» **EXCERPT**:
##########

The set of instructions are configured to create the conceptual
subsurface model may be further configured to automatically create
the conceptual subsurface model from an obtained base realization;
may be further configured to undo one or more faults and folds in a
sequential order; may be further configured estimate parameter
ranges based on the undoing of one or more of faults and folds; and
may be further configured to unfault an inputted base realization
based on fault-horizon cutoff polygons to create the conceptual
subsurface model. Further, the set of instructions may be
configured to refault from the conceptual subsurface model based on
fault-horizon cutoff polygons.
The computer system may include other instructions to enhance
efficiency of the operation of the present techniques. For example,
the set of instructions may be configured to analyze each of the
instantiated realizations for geologic plausibility and, if one or
more of the instantiated realizations are determined to be
geologically implausible, discard the one or more of the
instantiated realizations that are geologically implausible. In
addition to or alternatively, the set of instructions may be
configured to analyze each of the instantiated realizations for
technical consistency and, if one or more of the instantiated
realizations are determined to be technically inconsistency,
discard the one or more of the instantiated realizations that are
technically inconsistency.

##########

» **EXTRACTED RECORDS**:
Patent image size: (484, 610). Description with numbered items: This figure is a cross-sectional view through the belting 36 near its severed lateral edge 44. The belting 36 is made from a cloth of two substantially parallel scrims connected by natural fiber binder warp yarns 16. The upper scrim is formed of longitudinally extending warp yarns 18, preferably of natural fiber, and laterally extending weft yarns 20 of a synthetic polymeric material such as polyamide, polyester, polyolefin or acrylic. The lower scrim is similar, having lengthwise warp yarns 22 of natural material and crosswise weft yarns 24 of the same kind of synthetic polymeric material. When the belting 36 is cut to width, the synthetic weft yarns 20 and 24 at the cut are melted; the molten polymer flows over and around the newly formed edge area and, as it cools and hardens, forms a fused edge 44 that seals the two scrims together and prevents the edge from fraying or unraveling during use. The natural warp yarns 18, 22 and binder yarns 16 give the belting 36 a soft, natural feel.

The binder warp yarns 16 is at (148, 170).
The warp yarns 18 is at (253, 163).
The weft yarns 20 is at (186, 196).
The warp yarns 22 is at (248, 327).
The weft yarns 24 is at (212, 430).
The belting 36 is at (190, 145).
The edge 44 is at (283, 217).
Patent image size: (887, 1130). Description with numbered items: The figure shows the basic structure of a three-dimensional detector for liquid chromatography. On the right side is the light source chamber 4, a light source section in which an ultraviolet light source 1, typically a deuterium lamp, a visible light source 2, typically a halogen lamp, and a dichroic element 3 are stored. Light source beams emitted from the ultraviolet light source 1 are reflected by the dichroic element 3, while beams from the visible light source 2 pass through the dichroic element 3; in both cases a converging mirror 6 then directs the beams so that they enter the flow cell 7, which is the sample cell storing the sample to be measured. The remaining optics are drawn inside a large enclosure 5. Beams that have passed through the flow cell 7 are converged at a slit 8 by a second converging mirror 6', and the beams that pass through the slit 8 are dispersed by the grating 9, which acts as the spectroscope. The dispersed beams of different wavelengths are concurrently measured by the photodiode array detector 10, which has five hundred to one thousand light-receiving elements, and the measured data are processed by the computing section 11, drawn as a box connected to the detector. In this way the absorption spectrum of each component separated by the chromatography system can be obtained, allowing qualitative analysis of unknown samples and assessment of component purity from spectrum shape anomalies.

##########

» **WHAT THIS TASK INVOLVES**: Please write what comes next in the passage on instructions for building a conceptual subsurface model, starting after its last sentence.

» **ANSWER TO THE PROBLEM**:
In other embodiment, the computer system may include other
enhancements. For example, the set of instructions may be
configured to instantiate properties into each of the instantiated
realizations, wherein the properties comprise one or more of
porosity, permeability and oil saturation; may be configured to
condition the instantiating properties by perturbing, distorting,
or modifying the geometry; and/or may be configured to condition
the instantiating properties by applying a sequence of
undeformations and redeformations that used to create the
instantiated realizations. The set of instructions may be
configured to simulate the instantiated realizations; may be
configured to simulate using a simulation proxy method; may be
configured to simulate proxy method using a connectivity measure as
a simulation proxy for each of the instantiated realizations; may
be configured to compute the connectivity measure based on graph
based centrality measure; may be configured to rank the plurality
of instantiated realizations in order of the respective
centralization measures; and/or may be configured to simulate the
instantiated realizations to create a set of simulations that are
analyzed to affect a decision for production operations. Further,
the set of instructions configured to create the conceptual
subsurface model may be further configured to create two or more
instantiated realizations from the concept conceptual subsurface
model; may be further configured to create two or more conceptual
subsurface models to generate two or more scenarios; and/or may be
further configured to create one or more conceptual subsurface
models that are each based on different base realizations and are
created to generate two or more scenarios.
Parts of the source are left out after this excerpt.